§ Written task
Keep only the lines where "just" appears.

§ Stored records
● ● ● ● ●

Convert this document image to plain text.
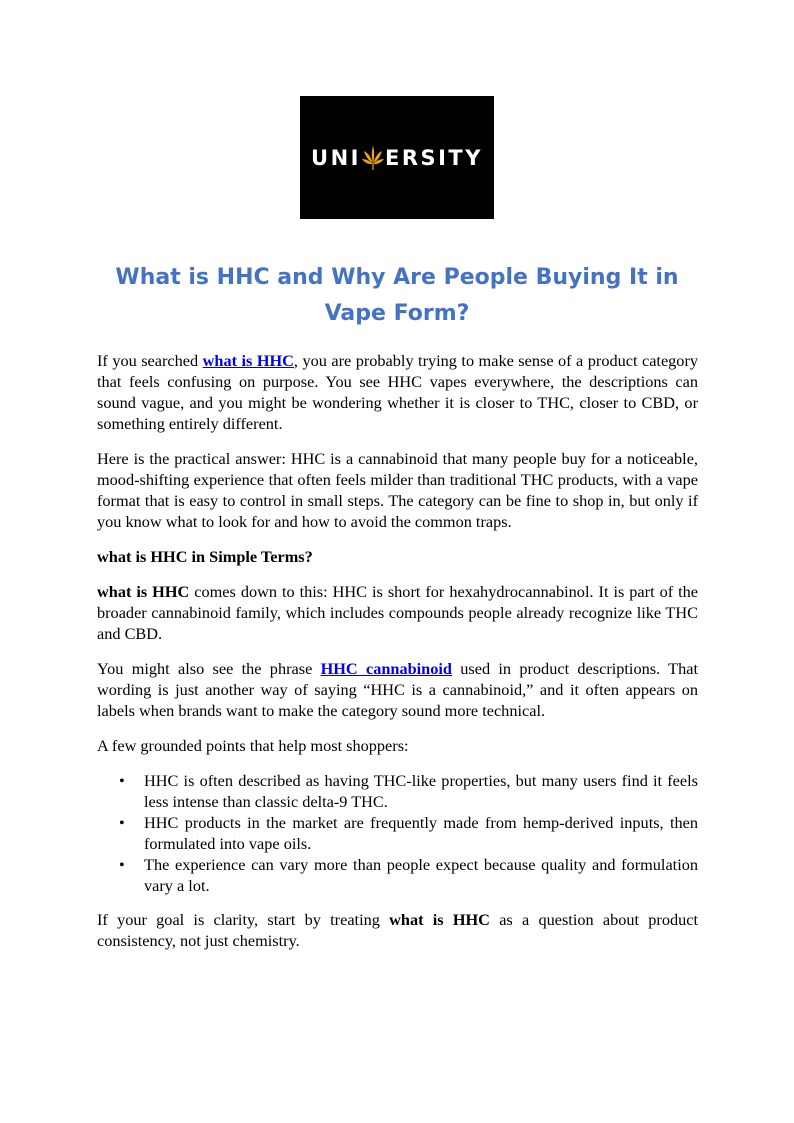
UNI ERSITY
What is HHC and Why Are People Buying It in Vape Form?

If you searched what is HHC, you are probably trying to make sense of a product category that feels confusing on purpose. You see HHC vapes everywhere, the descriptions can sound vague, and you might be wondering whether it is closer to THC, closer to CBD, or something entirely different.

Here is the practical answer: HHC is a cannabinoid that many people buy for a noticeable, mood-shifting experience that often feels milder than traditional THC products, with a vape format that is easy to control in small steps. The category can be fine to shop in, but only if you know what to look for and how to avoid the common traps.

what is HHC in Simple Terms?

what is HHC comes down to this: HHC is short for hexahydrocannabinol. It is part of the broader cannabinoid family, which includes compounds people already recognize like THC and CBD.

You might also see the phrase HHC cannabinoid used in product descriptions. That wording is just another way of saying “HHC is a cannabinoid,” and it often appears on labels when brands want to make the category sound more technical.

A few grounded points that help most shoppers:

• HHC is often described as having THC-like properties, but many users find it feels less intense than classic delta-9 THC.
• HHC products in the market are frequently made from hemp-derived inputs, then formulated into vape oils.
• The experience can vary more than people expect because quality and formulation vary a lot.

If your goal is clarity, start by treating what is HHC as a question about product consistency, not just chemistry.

● ● ● ● ●

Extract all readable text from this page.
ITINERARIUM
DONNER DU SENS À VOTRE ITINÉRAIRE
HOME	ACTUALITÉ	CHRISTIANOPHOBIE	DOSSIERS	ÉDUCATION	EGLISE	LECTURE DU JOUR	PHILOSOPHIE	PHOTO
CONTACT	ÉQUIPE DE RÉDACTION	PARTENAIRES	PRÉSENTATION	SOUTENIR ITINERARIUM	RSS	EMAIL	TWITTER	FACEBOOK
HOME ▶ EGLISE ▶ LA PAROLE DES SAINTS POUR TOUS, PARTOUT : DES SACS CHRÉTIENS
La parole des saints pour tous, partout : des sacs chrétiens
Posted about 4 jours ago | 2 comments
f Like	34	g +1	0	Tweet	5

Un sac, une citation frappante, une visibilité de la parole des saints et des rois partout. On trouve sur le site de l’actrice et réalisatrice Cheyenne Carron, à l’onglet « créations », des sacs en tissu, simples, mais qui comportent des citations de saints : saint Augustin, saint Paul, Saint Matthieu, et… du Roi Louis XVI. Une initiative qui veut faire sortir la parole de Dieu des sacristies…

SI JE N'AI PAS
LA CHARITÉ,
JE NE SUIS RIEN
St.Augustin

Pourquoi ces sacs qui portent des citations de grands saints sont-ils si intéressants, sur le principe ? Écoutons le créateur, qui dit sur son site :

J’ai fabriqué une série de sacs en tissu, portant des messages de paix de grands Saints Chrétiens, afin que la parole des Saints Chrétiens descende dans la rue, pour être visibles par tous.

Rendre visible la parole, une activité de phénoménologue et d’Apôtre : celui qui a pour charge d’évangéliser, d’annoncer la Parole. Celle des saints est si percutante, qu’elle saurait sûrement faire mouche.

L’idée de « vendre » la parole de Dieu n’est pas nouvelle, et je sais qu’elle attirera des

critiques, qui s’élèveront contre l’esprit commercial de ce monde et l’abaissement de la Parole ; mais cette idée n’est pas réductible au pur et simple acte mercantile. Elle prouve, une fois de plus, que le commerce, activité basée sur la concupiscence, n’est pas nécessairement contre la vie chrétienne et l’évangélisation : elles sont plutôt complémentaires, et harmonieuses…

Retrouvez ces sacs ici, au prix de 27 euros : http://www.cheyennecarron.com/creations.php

● ● ● ● ●

§ Correct response
You might also see the phrase HHC cannabinoid used in product descriptions. That wording is just another way of saying “HHC is a cannabinoid,” and it often appears on labels when brands want to make the category sound more technical.
If your goal is clarity, start by treating what is HHC as a question about product consistency, not just chemistry.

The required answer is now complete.